**Task brief**:
In the listing that follows, count each line where the word "true" appears; write nothing but the count.

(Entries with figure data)
------------------------------------------------------------

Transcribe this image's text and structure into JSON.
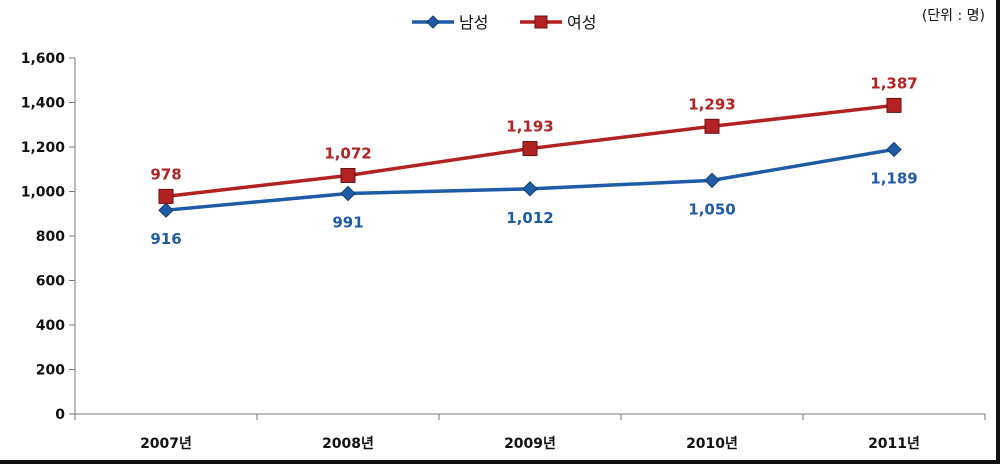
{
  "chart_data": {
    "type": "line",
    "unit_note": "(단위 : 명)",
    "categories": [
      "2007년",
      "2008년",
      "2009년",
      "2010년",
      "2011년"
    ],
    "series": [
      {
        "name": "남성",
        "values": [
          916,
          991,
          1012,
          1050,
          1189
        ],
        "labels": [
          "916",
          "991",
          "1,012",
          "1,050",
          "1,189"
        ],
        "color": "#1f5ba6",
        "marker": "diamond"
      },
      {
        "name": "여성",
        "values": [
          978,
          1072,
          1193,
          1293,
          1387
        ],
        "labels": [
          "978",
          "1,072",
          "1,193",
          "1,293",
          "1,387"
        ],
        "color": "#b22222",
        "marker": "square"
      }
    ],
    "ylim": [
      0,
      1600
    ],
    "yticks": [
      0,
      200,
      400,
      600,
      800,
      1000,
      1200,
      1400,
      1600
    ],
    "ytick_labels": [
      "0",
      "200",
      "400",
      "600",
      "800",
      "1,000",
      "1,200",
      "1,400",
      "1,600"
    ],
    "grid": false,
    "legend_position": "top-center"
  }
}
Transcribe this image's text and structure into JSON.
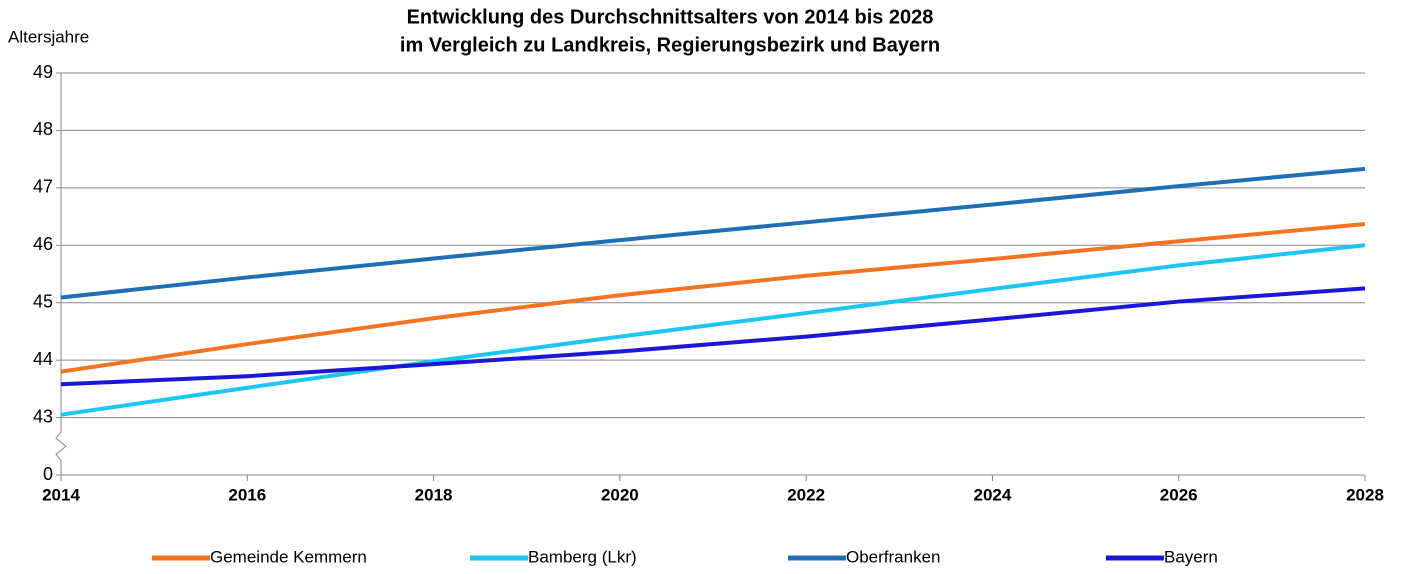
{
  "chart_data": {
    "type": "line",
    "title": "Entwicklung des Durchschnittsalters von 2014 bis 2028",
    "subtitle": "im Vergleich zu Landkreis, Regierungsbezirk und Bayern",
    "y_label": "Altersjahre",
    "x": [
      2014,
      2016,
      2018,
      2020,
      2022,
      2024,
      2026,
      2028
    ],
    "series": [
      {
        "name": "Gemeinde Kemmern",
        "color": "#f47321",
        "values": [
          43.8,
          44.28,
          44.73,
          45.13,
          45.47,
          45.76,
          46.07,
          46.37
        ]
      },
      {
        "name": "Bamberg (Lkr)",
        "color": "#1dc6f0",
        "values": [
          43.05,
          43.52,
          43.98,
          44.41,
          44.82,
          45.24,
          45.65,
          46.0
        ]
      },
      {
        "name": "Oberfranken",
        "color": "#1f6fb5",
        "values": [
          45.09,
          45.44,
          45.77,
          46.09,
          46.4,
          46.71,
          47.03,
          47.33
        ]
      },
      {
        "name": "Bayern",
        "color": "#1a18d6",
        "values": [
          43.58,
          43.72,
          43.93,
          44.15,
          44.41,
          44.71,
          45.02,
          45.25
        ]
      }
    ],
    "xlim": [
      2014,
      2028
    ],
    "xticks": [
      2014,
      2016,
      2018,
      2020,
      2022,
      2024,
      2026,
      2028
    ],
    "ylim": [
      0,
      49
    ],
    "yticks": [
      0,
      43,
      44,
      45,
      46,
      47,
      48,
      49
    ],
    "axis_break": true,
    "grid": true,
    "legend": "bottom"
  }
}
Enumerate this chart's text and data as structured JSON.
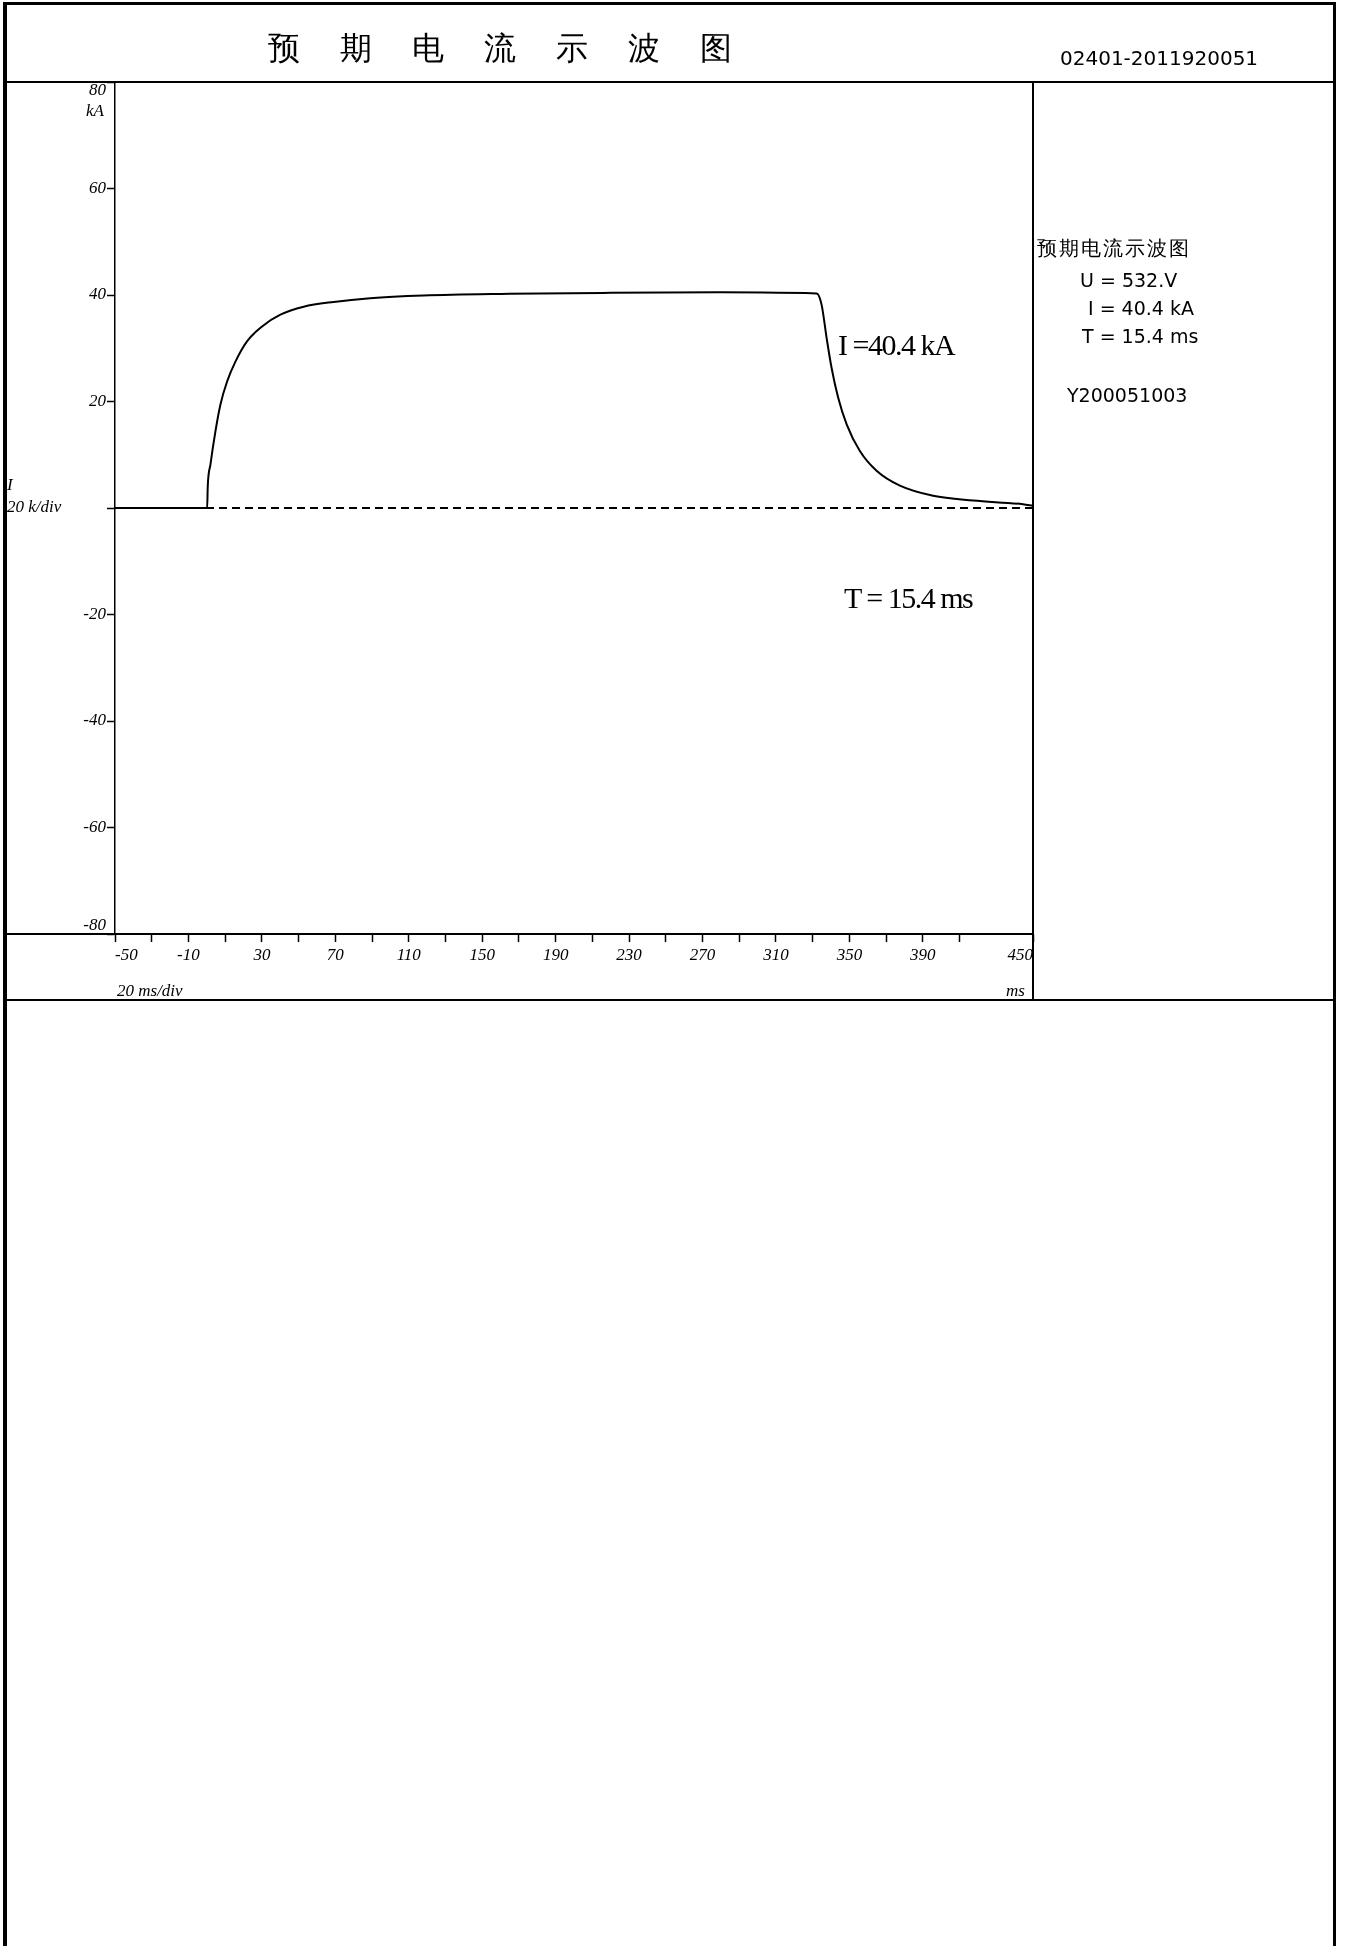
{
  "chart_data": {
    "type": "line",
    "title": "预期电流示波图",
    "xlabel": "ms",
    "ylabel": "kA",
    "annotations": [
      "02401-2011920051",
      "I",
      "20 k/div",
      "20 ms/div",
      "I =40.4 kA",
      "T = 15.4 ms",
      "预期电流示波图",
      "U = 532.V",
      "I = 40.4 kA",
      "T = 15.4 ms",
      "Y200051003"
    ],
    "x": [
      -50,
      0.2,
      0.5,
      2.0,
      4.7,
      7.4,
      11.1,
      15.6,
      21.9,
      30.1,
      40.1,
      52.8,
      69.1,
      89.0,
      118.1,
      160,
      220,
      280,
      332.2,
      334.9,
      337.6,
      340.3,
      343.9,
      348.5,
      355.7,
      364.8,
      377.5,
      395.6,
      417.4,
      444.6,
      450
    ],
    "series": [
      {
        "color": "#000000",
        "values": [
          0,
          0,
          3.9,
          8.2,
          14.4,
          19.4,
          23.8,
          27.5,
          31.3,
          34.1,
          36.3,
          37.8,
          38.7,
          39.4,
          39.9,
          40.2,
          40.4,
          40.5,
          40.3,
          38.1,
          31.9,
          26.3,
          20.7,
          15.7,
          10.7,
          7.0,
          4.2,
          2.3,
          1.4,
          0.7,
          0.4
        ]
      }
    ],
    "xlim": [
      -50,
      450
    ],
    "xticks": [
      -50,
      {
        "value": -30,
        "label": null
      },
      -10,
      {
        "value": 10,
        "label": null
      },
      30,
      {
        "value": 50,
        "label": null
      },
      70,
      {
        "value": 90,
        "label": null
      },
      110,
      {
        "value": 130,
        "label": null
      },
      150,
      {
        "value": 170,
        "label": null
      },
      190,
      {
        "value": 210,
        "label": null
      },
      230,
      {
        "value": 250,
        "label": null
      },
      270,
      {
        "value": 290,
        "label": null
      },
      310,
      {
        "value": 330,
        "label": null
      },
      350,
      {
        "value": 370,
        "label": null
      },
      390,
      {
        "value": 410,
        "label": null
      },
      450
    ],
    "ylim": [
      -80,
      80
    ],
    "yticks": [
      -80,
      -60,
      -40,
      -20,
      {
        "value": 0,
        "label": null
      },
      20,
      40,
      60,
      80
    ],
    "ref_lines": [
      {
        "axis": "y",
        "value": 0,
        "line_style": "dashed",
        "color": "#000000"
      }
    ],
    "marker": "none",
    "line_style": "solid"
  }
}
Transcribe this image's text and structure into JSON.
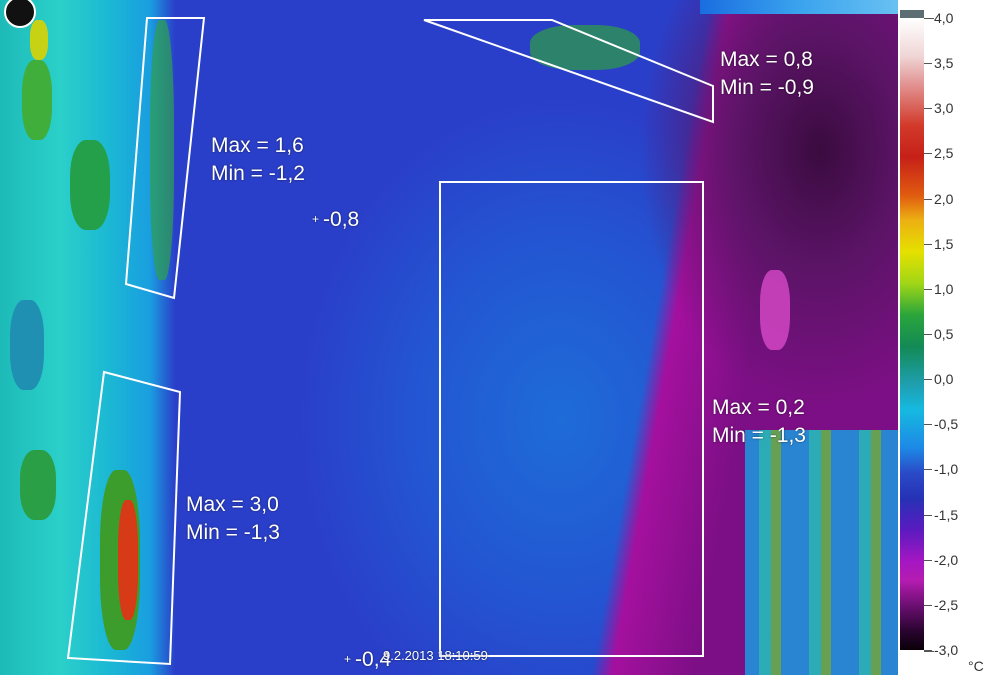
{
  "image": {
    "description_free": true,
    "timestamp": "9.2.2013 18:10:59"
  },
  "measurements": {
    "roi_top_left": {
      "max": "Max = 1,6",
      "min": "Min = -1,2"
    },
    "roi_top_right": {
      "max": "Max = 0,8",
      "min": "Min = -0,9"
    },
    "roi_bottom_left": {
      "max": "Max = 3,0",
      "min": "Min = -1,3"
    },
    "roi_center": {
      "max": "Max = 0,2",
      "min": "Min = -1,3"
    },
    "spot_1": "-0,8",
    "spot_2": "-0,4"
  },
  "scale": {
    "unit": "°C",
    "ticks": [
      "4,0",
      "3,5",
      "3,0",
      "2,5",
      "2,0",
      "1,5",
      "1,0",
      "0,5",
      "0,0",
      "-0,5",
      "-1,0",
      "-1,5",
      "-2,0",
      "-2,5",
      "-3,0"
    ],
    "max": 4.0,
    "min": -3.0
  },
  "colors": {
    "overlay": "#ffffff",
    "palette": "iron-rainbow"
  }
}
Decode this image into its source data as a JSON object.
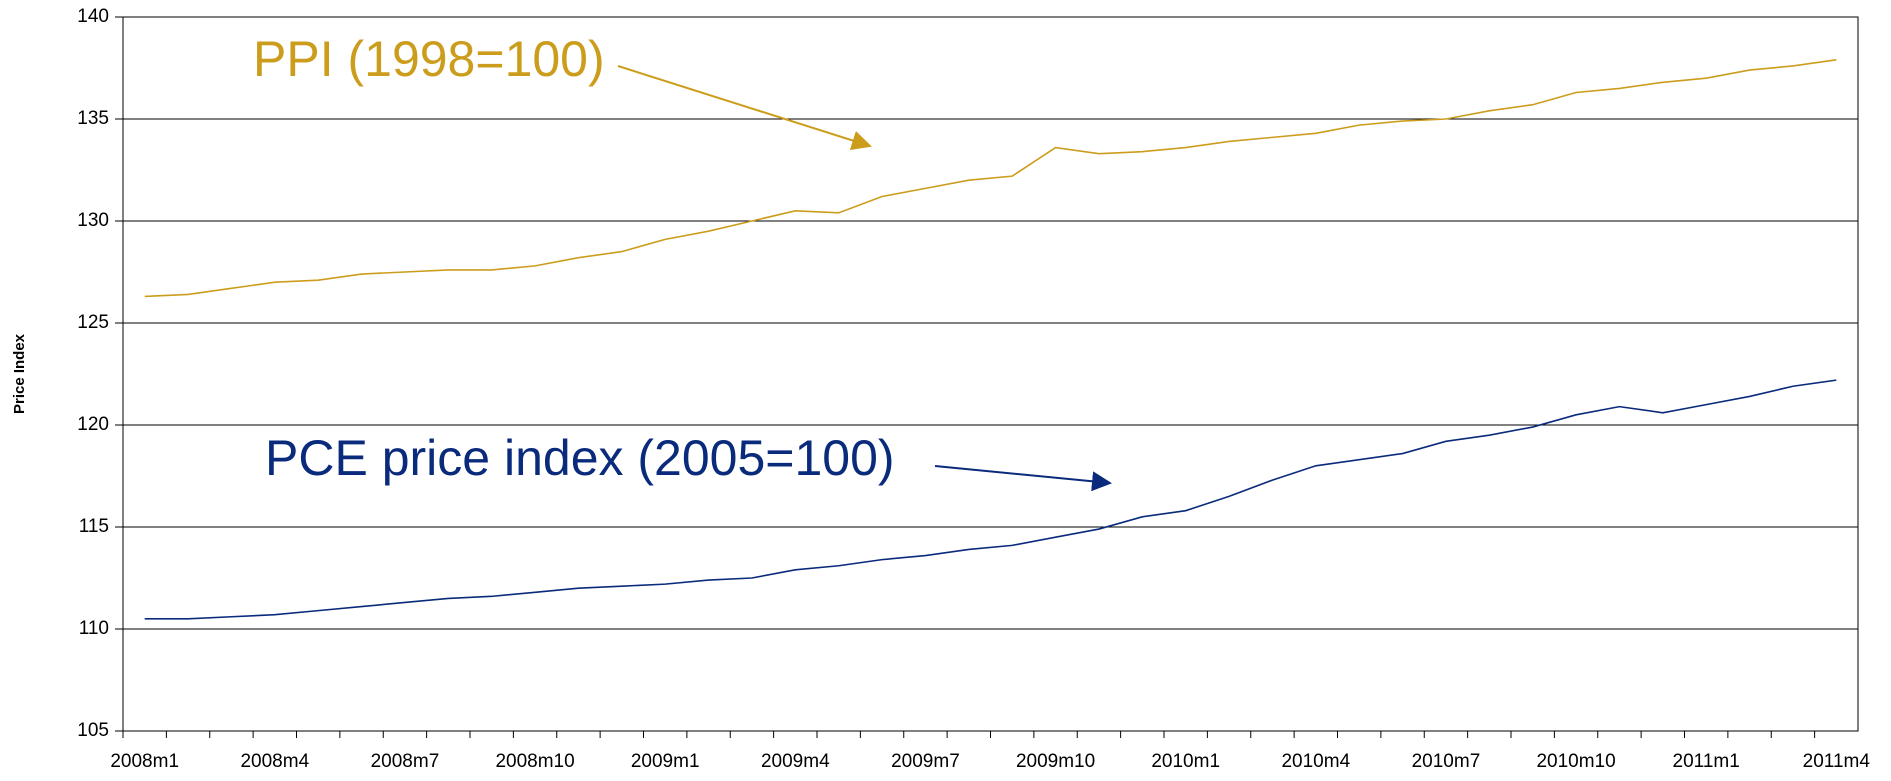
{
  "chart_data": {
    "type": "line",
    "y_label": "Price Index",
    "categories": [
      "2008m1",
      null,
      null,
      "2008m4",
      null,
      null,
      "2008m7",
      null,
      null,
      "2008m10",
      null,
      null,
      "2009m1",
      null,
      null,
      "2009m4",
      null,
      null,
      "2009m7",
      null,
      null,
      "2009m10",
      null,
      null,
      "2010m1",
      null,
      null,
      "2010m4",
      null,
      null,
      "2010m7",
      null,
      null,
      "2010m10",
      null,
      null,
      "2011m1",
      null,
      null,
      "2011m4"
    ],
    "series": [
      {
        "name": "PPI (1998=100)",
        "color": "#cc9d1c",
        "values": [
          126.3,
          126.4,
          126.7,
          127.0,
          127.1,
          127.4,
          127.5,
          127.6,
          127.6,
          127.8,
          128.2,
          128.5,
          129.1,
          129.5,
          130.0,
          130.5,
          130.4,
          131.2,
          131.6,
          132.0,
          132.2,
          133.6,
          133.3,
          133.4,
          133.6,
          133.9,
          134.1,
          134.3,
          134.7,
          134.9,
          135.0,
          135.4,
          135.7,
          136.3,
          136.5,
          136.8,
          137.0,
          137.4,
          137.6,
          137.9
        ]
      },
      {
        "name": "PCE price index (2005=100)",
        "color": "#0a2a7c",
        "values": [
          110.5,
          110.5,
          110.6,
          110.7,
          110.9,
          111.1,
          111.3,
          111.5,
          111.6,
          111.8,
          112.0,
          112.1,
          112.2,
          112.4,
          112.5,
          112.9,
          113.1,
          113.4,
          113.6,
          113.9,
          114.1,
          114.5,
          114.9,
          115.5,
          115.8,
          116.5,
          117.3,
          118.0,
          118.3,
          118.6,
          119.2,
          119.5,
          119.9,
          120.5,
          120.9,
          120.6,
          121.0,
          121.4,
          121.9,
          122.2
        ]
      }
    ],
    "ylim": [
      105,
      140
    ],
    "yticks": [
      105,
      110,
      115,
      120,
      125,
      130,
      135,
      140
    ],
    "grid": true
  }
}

------------------------------------------------------------

**Task output**:
4